Directive
Records follow. Select each line holding "vertical".

Record list

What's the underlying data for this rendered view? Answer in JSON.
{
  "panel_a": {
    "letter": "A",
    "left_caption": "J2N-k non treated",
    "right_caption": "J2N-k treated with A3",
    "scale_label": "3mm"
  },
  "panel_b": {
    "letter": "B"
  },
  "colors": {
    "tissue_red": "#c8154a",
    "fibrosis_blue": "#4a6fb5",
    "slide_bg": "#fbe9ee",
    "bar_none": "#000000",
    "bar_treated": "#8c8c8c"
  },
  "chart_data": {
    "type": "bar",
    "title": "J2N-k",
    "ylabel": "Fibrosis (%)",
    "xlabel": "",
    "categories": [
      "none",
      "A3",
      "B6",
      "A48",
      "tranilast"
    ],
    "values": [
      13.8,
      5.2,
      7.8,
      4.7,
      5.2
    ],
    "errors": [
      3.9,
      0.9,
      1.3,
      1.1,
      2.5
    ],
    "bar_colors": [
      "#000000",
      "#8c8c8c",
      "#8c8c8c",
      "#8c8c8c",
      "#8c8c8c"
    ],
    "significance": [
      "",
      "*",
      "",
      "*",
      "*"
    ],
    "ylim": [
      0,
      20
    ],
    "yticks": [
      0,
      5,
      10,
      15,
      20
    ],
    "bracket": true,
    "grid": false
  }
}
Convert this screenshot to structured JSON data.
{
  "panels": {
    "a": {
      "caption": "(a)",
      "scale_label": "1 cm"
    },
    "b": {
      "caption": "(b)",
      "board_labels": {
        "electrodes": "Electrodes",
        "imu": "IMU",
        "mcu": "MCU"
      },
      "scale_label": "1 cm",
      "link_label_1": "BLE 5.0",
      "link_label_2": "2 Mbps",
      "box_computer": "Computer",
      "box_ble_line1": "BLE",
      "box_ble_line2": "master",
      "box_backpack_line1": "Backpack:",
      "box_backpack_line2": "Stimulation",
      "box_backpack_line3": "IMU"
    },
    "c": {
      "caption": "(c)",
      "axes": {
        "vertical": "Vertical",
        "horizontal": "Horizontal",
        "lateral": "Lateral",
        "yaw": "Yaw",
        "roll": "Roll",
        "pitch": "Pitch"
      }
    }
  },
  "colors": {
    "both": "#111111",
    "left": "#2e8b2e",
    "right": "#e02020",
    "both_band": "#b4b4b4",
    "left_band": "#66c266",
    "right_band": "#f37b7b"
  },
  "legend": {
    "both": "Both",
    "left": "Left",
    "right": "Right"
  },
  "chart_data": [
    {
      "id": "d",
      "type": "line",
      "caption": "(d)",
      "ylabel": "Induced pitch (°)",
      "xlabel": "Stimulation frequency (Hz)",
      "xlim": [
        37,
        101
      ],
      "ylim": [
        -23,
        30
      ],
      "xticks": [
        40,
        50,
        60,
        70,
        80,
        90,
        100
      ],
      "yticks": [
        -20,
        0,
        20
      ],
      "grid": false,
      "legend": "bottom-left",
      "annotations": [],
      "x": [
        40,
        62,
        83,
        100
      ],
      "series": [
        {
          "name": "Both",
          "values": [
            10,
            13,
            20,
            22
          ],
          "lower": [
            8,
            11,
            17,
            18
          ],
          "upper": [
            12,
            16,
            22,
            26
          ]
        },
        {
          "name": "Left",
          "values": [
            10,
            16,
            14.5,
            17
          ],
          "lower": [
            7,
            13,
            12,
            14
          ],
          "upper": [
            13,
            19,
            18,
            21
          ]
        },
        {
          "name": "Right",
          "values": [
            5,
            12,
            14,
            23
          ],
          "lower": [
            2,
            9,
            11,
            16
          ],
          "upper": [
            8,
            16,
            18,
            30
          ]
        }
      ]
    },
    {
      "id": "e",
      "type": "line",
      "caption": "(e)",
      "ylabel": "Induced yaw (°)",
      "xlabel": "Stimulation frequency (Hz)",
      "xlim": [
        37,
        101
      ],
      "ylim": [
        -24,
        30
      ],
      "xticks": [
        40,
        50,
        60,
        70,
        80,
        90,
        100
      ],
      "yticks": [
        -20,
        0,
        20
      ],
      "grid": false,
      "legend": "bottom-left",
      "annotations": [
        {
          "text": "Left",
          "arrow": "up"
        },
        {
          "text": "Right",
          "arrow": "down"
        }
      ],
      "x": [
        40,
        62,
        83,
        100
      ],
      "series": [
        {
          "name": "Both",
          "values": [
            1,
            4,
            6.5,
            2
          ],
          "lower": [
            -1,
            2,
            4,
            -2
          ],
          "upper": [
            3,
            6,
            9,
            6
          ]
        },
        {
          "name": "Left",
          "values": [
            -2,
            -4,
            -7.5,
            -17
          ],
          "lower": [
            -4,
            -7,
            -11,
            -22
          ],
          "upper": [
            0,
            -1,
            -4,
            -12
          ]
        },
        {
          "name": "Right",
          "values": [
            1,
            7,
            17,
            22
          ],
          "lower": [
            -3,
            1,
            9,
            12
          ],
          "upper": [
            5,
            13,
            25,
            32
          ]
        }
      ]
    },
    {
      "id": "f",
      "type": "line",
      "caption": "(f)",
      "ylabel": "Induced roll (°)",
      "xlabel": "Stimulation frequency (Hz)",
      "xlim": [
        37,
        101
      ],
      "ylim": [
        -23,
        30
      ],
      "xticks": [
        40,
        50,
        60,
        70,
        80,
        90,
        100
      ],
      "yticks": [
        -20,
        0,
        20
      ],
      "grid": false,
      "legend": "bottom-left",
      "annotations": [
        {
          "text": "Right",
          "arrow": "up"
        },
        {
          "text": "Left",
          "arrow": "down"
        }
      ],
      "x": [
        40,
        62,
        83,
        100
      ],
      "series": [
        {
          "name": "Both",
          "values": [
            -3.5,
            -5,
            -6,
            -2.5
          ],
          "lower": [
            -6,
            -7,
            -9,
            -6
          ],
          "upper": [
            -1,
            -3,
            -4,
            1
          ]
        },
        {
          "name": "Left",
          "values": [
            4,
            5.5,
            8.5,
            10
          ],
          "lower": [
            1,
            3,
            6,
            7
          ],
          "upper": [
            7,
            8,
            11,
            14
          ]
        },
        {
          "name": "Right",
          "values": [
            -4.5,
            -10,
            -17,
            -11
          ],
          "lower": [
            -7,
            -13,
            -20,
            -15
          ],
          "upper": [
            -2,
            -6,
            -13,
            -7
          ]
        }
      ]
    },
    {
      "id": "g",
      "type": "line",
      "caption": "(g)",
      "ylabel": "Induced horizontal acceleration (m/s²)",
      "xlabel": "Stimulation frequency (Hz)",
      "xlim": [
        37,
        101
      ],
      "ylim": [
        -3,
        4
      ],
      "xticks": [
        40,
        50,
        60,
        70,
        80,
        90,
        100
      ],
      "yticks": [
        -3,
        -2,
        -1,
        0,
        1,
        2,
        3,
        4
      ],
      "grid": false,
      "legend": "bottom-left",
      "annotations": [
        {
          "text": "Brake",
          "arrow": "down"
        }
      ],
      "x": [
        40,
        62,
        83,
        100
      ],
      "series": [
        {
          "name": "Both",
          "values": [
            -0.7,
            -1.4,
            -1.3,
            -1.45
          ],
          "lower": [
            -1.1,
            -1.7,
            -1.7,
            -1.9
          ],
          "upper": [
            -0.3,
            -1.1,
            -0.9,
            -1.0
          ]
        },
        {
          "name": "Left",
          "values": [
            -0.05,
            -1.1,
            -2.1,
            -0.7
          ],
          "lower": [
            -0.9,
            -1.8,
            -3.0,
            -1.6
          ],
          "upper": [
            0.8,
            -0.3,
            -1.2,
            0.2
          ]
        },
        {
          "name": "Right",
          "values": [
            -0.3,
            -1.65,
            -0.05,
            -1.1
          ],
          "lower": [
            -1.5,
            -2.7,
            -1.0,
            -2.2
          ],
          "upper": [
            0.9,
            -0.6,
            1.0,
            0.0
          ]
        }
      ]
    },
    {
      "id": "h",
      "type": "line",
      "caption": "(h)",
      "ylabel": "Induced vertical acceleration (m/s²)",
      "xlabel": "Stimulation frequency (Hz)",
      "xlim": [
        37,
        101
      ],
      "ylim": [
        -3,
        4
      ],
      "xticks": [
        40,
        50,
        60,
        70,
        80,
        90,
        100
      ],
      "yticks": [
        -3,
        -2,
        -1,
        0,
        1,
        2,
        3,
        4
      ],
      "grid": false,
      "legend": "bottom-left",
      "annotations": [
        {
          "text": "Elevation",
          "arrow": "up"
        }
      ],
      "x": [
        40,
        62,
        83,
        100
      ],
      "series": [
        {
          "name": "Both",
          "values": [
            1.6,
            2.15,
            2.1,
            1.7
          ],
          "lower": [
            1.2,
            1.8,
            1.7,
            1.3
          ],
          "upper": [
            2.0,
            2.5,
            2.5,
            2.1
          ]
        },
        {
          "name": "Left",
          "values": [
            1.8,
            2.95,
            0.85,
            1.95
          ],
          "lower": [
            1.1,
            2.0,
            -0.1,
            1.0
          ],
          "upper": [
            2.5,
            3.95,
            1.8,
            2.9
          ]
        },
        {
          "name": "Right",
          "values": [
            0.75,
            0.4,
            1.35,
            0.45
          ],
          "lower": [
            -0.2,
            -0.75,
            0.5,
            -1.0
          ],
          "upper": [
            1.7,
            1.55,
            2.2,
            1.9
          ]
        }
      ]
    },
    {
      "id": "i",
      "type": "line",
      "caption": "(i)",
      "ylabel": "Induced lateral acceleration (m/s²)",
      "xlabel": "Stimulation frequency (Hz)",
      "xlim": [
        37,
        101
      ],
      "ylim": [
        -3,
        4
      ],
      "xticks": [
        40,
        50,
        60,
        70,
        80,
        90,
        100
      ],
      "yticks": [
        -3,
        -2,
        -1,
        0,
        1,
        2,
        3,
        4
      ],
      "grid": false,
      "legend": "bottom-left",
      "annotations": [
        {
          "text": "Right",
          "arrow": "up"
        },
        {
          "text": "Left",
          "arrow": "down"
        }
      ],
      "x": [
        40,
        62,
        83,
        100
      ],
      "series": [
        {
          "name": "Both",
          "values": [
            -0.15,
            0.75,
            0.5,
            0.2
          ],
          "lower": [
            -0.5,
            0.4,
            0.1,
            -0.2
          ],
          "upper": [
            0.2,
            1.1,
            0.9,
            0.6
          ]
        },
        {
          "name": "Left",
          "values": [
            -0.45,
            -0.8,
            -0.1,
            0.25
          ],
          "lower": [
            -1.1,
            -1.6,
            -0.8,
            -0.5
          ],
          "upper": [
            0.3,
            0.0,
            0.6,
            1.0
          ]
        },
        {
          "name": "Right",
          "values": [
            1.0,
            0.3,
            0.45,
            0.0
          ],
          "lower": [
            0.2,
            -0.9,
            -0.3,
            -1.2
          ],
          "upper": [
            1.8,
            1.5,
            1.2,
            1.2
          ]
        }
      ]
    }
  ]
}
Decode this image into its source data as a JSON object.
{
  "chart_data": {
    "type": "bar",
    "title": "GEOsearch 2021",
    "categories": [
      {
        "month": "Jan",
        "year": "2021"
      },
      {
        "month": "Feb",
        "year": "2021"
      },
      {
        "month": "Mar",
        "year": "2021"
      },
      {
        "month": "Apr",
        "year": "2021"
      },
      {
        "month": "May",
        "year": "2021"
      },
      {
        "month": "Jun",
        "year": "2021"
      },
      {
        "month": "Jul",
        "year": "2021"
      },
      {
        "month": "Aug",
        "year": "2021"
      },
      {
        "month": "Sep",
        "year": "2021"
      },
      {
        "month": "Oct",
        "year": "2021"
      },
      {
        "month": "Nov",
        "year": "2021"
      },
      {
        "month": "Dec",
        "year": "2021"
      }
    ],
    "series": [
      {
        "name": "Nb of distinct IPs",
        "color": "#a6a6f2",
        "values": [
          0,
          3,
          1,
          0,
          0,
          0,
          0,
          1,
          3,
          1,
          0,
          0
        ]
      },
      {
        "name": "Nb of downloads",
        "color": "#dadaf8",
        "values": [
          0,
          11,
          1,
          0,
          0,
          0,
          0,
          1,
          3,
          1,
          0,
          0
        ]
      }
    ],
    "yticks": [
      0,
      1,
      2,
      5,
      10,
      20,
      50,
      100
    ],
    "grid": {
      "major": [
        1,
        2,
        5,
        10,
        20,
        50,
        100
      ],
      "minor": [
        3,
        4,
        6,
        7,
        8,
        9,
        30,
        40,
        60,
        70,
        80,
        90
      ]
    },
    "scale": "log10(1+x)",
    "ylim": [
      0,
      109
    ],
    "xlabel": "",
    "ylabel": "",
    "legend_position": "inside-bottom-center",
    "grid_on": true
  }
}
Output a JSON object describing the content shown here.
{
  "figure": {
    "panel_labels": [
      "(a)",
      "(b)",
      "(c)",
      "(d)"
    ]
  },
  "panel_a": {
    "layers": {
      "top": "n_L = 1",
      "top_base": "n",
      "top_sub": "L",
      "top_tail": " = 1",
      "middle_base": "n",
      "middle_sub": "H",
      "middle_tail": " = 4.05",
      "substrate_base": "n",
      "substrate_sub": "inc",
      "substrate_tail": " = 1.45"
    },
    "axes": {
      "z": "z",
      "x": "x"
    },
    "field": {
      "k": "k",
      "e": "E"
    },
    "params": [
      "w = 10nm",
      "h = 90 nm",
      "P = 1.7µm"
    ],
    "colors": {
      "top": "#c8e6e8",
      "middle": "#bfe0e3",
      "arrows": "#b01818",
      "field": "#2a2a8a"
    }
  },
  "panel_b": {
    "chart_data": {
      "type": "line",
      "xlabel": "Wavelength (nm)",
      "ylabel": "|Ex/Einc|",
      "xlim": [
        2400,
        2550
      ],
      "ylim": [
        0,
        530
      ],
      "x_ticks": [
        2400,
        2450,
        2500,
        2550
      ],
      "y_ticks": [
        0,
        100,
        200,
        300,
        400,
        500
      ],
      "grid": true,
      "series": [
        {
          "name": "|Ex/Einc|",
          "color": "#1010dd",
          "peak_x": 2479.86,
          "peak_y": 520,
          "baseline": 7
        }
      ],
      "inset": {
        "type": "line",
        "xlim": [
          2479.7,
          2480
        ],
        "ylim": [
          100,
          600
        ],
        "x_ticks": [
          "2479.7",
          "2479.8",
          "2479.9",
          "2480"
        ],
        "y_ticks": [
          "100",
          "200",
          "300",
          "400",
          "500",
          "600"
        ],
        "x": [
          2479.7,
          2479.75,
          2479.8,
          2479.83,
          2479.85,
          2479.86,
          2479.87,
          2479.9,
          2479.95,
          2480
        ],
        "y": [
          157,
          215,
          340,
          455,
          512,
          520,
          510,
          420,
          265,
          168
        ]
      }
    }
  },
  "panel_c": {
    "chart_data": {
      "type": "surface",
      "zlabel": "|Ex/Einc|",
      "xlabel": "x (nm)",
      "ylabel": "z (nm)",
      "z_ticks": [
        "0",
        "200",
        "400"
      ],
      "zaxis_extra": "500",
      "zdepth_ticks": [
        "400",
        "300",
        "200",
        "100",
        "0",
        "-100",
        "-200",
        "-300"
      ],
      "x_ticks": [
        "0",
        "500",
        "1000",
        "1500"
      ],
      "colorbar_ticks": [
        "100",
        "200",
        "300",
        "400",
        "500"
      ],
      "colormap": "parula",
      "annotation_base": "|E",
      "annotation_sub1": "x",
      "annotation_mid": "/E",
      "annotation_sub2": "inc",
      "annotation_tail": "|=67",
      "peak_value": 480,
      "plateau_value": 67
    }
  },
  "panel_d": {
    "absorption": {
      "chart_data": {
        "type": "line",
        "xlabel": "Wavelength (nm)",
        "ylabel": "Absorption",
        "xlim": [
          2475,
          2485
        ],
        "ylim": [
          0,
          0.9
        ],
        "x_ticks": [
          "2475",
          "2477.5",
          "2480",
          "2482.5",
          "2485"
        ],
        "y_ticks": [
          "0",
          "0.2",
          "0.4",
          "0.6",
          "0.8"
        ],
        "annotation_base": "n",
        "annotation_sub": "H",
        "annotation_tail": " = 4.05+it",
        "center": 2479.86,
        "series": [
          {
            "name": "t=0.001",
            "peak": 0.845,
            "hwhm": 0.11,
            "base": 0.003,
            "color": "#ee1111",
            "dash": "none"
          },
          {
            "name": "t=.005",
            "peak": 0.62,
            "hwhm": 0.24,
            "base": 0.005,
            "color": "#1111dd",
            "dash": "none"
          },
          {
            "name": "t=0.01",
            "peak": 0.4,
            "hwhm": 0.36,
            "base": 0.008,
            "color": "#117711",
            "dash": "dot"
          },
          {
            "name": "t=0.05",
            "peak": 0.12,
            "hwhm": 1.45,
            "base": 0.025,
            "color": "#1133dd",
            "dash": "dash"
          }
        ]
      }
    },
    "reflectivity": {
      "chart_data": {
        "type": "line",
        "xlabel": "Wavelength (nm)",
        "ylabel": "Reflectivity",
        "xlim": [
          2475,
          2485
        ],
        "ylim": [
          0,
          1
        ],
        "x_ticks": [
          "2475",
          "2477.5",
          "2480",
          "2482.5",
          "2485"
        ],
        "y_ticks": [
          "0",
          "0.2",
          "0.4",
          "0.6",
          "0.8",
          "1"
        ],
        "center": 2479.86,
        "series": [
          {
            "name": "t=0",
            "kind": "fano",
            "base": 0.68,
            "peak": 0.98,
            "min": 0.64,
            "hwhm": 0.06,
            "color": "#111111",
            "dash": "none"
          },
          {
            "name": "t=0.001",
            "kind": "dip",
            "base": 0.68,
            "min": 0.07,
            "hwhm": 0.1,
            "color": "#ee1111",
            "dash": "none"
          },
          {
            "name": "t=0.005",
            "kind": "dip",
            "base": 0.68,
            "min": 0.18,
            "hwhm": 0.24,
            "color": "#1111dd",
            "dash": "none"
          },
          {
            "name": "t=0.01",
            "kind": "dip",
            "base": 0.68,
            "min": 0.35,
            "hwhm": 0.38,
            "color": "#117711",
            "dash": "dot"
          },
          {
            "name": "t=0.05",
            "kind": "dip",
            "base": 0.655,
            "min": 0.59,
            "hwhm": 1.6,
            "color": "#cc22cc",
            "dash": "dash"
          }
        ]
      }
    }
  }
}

The response
        "vertical": "Vertical",
      "ylabel": "Induced vertical acceleration (m/s²)",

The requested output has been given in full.